▶ **The request**: Identify each line holding the string "Analysis" and copy it.

▶ **Items**:
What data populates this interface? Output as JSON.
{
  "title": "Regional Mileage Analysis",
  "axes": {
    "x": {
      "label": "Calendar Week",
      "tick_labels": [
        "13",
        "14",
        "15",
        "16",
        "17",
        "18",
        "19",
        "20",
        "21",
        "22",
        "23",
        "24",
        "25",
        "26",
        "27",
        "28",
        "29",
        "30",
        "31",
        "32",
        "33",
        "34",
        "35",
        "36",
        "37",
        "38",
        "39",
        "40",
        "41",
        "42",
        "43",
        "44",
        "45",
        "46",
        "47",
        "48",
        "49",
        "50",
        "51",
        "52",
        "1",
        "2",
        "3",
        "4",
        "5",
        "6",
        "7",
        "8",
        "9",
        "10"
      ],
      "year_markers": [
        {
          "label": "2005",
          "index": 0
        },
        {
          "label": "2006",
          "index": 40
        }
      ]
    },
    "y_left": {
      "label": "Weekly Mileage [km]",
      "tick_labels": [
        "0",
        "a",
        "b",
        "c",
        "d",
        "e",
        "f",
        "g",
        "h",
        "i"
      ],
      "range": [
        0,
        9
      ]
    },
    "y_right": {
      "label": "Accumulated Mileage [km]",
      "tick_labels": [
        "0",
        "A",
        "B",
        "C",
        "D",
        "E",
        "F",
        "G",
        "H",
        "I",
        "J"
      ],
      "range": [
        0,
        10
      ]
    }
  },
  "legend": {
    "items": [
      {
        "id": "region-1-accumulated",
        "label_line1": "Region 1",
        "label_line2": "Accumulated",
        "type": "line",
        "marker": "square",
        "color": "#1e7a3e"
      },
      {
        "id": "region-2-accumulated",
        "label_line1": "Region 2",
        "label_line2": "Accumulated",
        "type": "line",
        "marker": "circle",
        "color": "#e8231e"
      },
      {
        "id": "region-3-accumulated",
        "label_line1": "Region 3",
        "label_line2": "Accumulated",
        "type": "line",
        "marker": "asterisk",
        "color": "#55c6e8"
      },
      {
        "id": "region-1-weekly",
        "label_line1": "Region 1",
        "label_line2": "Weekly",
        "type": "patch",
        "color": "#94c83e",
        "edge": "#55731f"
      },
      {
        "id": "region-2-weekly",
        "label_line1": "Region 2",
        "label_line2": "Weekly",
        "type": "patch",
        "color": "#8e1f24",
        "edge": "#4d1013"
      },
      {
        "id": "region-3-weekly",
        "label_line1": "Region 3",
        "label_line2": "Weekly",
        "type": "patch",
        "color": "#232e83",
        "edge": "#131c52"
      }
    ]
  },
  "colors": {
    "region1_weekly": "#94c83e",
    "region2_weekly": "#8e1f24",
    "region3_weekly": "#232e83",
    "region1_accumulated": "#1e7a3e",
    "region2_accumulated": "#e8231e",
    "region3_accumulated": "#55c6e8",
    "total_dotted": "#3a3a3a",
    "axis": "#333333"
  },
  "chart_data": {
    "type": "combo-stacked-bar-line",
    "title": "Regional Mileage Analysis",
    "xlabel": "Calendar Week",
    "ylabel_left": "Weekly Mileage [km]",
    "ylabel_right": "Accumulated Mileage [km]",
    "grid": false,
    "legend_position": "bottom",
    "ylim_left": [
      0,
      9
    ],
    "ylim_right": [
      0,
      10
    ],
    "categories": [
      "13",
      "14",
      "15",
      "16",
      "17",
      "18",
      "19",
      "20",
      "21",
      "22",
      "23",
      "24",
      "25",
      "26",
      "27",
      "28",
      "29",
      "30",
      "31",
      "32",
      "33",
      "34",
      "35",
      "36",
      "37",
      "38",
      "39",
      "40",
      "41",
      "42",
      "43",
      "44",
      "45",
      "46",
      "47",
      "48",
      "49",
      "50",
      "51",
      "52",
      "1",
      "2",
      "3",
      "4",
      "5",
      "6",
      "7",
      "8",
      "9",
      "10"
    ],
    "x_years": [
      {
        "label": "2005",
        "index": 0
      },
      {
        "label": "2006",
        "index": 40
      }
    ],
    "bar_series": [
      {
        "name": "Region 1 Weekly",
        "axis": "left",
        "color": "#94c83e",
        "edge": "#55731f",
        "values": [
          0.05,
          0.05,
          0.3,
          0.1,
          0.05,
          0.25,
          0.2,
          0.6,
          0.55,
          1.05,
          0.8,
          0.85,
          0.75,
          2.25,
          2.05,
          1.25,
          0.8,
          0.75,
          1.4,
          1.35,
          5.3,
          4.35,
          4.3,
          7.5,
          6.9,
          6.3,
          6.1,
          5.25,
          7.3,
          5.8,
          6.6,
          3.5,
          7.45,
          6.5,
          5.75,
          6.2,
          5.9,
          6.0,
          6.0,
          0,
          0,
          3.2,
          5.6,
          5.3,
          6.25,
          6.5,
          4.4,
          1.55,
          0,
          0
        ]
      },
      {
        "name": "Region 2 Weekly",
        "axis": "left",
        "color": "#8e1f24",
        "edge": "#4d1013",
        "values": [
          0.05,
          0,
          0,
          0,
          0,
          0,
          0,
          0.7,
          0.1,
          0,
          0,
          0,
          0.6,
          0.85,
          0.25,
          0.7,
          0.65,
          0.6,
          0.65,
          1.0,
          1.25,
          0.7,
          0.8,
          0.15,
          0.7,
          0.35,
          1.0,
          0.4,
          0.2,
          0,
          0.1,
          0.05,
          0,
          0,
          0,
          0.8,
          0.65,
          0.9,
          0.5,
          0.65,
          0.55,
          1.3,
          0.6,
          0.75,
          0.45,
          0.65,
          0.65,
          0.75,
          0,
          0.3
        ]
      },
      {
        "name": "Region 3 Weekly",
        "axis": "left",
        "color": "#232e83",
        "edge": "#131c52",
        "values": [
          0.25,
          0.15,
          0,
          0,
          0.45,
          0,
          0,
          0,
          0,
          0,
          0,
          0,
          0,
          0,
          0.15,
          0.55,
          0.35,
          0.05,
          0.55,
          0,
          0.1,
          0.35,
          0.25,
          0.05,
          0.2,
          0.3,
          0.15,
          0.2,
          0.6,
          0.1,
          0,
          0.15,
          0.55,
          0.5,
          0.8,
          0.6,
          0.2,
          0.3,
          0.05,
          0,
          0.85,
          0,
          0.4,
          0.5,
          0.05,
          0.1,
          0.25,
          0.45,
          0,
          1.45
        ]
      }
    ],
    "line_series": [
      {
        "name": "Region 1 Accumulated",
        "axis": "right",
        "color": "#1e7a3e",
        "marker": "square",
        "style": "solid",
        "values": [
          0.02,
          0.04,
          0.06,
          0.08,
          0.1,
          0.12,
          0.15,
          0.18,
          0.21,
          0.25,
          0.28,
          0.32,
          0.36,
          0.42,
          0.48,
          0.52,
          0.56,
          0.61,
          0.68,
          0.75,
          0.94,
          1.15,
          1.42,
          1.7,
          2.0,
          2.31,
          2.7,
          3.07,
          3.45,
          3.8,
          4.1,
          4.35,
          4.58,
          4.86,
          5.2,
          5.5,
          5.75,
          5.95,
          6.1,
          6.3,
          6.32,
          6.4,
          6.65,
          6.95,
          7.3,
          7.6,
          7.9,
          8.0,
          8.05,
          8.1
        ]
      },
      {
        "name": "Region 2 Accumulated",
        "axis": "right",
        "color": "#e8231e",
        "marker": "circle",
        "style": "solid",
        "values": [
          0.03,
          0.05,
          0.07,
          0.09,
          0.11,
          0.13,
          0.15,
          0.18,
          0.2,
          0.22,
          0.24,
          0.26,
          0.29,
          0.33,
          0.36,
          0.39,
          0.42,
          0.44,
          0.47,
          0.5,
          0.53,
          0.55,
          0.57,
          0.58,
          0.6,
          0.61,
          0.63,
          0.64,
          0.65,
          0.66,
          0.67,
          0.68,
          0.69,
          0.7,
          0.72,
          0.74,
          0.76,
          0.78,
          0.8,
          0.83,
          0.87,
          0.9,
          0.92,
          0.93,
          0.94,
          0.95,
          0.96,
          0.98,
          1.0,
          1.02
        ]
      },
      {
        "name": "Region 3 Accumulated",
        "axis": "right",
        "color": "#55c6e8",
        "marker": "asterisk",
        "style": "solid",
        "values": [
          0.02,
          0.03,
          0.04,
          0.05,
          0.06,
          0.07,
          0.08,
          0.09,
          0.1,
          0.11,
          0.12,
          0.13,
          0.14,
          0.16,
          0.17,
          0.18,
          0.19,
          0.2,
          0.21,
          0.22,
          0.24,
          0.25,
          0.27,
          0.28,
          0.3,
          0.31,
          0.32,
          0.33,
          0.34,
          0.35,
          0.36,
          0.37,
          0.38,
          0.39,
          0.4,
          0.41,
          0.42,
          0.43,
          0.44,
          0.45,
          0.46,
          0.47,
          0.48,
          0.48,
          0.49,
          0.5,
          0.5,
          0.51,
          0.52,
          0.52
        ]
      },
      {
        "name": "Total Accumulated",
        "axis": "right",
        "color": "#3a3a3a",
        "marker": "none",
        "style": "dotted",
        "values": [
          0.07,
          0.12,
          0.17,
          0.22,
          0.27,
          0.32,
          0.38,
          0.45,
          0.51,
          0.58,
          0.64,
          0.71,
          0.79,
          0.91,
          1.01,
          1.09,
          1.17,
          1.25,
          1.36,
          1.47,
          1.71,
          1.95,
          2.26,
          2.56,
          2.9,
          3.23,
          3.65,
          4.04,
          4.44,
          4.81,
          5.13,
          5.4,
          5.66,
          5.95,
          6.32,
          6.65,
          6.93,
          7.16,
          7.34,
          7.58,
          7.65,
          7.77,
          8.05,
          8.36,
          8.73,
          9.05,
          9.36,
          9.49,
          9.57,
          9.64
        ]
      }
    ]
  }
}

▶ **Reply to the task**:
  "title": "Regional Mileage Analysis",
    "title": "Regional Mileage Analysis",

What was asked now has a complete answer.